* Problem to solve
Report every line from the material that contains the word "standard".

* Dataset
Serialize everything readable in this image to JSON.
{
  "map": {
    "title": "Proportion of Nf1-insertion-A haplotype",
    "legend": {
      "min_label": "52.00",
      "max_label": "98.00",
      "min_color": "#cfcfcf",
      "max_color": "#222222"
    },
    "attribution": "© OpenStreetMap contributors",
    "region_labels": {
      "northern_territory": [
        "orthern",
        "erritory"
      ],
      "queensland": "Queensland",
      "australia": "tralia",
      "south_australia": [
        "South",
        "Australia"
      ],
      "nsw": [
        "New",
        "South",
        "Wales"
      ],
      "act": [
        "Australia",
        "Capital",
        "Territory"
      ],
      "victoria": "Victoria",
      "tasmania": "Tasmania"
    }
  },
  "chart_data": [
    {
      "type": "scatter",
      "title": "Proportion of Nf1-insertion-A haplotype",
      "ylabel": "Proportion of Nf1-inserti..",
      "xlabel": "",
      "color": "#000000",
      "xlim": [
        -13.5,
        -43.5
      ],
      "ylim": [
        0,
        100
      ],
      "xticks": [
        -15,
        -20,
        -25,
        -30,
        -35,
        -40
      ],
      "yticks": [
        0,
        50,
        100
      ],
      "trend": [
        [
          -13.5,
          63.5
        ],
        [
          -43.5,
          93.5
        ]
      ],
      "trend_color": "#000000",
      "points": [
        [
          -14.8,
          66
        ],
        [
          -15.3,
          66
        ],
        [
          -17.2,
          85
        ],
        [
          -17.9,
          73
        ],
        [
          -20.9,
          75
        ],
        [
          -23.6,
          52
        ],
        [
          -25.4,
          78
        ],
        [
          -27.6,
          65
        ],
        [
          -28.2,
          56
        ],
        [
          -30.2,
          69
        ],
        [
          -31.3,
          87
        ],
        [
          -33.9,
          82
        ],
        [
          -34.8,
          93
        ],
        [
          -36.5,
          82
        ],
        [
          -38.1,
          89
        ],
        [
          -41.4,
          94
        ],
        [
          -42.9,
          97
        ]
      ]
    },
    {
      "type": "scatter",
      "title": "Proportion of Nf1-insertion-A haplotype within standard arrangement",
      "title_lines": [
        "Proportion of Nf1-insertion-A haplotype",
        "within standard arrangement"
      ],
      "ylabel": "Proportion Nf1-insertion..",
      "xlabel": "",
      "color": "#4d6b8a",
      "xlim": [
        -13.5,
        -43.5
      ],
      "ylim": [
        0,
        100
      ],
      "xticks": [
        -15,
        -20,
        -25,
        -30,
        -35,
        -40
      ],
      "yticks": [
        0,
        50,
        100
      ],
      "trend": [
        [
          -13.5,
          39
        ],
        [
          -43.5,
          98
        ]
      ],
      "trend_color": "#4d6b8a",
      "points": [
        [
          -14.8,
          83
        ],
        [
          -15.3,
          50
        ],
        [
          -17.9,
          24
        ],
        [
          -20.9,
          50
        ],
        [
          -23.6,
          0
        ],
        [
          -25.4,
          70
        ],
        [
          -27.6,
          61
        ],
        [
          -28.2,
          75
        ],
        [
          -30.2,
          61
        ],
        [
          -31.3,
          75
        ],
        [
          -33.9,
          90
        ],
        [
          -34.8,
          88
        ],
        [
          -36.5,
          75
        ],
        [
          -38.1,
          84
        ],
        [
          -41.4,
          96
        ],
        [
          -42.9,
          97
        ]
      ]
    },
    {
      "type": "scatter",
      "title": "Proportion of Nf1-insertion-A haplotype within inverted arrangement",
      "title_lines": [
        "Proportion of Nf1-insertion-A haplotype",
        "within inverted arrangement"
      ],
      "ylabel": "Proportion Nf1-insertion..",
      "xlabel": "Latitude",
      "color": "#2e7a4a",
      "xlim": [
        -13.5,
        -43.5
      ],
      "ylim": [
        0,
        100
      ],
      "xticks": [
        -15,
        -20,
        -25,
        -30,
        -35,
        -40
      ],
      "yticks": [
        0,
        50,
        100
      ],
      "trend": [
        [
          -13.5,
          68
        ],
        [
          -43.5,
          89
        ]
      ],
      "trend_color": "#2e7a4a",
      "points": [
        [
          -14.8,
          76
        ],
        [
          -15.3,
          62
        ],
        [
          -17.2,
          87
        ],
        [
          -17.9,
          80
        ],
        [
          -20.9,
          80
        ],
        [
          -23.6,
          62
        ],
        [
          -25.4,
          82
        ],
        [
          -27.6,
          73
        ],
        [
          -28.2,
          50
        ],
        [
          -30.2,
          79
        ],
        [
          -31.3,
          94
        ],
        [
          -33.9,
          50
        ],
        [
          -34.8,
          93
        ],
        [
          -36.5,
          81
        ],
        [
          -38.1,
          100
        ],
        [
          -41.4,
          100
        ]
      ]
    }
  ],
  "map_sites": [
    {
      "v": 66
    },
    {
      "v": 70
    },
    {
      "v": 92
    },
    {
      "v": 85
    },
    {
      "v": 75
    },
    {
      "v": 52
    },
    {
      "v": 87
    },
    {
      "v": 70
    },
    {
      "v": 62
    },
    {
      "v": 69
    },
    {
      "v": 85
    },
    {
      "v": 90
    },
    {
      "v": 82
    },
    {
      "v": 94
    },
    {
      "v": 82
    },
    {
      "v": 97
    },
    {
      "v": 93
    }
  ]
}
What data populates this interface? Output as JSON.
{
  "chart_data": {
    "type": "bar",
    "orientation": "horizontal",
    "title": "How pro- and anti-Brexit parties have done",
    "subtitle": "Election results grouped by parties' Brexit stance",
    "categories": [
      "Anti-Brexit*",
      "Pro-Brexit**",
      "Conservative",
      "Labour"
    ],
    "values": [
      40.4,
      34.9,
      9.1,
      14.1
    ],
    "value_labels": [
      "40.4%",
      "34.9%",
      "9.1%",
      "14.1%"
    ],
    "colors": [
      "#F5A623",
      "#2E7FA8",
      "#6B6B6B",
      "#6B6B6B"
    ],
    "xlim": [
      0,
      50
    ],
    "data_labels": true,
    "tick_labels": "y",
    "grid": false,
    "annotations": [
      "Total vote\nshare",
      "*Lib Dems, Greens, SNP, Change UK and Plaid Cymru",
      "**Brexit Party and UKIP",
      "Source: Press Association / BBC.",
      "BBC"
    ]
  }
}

* Solution
      "title": "Proportion of Nf1-insertion-A haplotype within standard arrangement",
        "within standard arrangement"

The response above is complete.